» **What this exercise asks**
1. Say whether each statement below agrees with the question about matching two tables, answering yes or no and quoting the deciding words from it: (a) the symbol and the ticker are the same attribute; (b) the desired output keeps the A entries whose exchange is T; (c) the selection should match on the symbol alone.
2. Carry on the question about matching two tables from the point where it stops.
--- Begin Passage given ---
My Question: How do I make a selection of one table based on matching values given in another table?

I would Like to explain by example. I have the following table format:

"Data" Table

Symbol| Value| EX
A  | 1  | N       
A  | 1  | N     
A  | 2  | T  
A  | 3  | N  
A  | 4  | N  
A  | 5  | N  
B  | 1  | P       
B  | 2  | P  
B  | 2  | N  
B  | 2  | N  
B  | 3  | P  
B  | 5  | P  
B  | 6  | T  
... 

I want to select all entries for which the symbol and exchange value matches according to a certain condition given in the example table below.

"Symbolexchange" Table:

Ticker| Exchange
A  | N       
B  | P  
... 

(Note that symbol and ticker refer to the same attribute, also EX and Exchange refer to the same attribute)

So the output I am aiming for is so that it only keeps A entries given exchange is N etc:

Symbol| Value| EX
A  | 1  | N       
A  | 1  | N     
A  | 3  | N  
A  | 4  | N  
A  | 5  | N  
B  | 1  | P       
B  | 2  | P  
B  | 3  | P  
B  | 5  | P  
...
--- End Passage given ---
--- Begin Information supplied ---
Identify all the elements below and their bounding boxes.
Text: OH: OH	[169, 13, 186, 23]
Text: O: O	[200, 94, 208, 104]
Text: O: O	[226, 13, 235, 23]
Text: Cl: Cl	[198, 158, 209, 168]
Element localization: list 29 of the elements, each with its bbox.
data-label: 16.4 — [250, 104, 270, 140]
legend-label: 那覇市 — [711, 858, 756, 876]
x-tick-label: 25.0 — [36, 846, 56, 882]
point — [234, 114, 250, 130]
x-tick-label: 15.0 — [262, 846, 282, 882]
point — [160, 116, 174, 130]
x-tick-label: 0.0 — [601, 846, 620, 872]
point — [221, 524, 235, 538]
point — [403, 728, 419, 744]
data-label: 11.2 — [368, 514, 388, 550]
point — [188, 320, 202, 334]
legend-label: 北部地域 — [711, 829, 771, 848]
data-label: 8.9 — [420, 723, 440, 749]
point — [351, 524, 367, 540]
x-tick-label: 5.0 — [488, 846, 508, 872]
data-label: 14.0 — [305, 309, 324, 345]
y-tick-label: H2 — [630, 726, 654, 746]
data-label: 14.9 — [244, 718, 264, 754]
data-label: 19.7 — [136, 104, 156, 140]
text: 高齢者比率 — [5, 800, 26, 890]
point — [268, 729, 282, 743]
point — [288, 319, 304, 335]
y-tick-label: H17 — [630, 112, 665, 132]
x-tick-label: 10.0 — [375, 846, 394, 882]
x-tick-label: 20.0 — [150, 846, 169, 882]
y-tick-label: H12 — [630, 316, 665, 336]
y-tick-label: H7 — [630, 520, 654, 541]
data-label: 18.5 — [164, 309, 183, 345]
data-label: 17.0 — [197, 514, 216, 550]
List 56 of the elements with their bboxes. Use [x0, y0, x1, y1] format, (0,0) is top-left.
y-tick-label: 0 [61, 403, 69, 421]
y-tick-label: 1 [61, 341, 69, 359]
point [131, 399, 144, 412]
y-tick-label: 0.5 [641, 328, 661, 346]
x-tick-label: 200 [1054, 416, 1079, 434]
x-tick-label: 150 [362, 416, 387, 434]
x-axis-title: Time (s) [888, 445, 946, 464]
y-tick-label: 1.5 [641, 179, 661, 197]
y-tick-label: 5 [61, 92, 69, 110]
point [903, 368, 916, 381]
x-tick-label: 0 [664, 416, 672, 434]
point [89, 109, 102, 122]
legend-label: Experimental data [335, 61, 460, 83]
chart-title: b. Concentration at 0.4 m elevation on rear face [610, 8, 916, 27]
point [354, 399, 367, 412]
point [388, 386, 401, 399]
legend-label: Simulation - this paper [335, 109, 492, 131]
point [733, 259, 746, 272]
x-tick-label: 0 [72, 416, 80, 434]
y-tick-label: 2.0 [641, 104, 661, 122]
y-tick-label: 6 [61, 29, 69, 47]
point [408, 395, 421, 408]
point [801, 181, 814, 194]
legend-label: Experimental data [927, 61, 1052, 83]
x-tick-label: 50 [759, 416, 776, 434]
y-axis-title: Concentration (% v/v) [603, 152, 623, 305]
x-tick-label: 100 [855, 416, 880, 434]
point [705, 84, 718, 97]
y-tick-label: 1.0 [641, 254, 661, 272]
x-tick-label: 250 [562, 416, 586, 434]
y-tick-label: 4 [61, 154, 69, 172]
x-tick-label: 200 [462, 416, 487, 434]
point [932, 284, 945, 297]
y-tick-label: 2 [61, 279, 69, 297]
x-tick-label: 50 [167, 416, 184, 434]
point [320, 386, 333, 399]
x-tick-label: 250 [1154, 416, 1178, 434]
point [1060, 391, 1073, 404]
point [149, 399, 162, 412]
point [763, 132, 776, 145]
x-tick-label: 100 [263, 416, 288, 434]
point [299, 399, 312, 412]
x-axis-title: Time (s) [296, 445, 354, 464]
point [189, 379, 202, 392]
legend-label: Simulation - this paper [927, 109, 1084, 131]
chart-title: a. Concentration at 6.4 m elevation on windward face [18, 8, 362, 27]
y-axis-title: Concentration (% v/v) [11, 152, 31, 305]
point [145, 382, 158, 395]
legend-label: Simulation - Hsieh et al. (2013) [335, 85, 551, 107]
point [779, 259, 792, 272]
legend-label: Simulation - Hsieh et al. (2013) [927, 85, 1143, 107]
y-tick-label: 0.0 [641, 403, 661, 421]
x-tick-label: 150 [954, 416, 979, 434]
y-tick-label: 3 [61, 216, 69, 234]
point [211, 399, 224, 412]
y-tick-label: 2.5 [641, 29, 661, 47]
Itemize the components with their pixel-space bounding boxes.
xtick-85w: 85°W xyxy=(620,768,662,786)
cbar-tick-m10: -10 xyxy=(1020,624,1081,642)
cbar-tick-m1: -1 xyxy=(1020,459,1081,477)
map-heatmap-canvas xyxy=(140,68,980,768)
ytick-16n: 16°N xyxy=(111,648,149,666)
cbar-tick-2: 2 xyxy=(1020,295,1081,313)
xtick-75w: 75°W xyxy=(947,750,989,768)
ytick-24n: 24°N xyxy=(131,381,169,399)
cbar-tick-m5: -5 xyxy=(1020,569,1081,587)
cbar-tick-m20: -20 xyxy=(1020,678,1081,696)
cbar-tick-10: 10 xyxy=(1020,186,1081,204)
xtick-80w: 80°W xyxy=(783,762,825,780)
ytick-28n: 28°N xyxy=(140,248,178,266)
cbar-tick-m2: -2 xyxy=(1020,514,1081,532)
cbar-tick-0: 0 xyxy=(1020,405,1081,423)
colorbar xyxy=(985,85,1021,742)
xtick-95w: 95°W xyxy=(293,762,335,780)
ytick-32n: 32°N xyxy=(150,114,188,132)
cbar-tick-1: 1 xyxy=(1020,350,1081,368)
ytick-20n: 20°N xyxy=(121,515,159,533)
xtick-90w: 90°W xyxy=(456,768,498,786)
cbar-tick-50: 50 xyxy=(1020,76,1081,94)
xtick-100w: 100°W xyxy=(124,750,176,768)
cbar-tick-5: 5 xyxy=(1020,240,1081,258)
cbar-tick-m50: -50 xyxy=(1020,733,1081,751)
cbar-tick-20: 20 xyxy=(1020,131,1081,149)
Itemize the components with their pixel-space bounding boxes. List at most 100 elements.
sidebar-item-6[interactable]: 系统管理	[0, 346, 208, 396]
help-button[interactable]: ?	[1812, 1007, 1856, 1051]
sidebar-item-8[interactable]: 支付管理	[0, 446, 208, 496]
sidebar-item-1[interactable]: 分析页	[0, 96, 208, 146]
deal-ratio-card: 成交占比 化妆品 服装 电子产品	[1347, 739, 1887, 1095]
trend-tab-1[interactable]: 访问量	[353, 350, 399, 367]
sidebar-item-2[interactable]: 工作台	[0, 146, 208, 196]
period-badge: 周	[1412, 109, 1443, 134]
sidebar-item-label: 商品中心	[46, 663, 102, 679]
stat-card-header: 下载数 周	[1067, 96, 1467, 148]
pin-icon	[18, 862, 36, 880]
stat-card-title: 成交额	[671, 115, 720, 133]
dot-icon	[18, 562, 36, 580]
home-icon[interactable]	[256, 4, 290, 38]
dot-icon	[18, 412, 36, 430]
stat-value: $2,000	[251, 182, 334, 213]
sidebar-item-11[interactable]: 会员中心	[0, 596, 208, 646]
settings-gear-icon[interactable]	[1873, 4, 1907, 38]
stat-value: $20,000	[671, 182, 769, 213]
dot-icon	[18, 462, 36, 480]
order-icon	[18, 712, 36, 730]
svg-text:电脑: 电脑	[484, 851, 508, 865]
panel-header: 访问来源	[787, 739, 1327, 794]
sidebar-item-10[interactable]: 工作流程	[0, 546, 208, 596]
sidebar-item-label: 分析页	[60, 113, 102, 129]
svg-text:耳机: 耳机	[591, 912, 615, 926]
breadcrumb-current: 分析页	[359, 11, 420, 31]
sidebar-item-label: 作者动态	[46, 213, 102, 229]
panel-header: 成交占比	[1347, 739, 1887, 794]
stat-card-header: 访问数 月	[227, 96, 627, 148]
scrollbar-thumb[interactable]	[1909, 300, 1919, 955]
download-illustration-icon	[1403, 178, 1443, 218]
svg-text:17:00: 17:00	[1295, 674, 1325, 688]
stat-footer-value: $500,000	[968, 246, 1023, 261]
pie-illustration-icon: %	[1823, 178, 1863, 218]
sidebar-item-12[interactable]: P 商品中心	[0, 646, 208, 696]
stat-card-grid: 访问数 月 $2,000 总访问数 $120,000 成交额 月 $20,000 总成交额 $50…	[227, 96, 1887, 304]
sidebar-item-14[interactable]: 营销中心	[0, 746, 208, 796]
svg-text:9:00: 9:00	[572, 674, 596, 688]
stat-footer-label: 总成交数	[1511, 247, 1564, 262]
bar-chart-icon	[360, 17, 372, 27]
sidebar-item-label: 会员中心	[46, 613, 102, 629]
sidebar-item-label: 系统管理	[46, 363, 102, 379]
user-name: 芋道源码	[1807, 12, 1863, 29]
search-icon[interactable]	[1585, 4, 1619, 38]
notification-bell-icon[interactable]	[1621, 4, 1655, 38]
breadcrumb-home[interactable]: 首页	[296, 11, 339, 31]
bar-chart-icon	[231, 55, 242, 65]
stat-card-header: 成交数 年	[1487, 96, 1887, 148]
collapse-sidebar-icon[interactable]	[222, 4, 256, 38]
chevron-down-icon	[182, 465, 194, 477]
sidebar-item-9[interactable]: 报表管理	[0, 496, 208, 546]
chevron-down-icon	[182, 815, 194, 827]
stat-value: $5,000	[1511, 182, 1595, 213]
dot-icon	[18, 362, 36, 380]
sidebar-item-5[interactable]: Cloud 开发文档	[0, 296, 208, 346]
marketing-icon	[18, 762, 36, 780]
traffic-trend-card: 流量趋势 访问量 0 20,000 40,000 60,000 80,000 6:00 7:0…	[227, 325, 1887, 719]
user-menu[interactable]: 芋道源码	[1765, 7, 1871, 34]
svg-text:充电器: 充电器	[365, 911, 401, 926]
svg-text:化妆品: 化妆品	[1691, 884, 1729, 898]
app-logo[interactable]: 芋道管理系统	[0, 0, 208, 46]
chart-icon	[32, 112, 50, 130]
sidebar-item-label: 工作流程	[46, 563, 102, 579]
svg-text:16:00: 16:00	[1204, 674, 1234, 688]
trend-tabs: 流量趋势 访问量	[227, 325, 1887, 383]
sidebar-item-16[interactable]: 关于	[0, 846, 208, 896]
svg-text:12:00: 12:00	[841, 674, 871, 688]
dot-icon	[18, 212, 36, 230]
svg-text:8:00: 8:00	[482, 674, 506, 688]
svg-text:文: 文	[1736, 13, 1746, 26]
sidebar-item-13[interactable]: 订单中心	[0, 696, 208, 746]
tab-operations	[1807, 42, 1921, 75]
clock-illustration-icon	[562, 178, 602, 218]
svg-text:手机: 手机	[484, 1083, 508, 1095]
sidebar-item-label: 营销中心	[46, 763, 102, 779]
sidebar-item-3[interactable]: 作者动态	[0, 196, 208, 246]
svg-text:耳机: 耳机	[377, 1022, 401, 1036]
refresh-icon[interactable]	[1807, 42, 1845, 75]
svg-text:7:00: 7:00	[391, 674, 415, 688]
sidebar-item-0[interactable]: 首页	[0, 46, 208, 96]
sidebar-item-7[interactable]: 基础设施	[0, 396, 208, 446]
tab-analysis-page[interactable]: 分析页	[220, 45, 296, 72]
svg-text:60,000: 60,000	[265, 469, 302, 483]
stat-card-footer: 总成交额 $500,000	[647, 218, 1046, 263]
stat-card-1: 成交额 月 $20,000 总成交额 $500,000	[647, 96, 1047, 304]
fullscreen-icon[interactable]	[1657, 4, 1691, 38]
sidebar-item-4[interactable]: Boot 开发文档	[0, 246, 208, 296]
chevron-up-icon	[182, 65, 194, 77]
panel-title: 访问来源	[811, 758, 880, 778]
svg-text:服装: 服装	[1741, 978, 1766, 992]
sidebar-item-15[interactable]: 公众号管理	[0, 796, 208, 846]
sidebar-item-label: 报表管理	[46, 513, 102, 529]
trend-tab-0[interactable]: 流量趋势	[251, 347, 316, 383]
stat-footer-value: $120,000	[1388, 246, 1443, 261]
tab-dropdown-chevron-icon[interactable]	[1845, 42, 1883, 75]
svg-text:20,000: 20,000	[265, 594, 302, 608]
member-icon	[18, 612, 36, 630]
--- End Information supplied ---
» **Results of the tasks**
1.
(a) Yes: "symbol and ticker refer to the same attribute".
(b) No: "it only keeps A entries given exchange is N".
(c) No: "the symbol and exchange value matches".

2.
I was able to do this via two methods, although I am not quite satisfied with them.

This method adds the reference table in columns next to the original table, which is redundant.

SELECT *
FROM Data
INNER JOIN Symbolexchange 
ON Data.EX=Symbolexchange.EXCHANGE
AND Data.SYMBOL=Symbolexchange.TICKER

This Method also gets the job done directly but is slower than the above.

SELECT *
FROM Data
WHERE EX=(SELECT exchange FROM Symbolexchange WHERE ticker = SYMBOL)

Is there a better and faster way way to program this? Speed is quite important because of the size of my data sets. Any other comments on my code welcome!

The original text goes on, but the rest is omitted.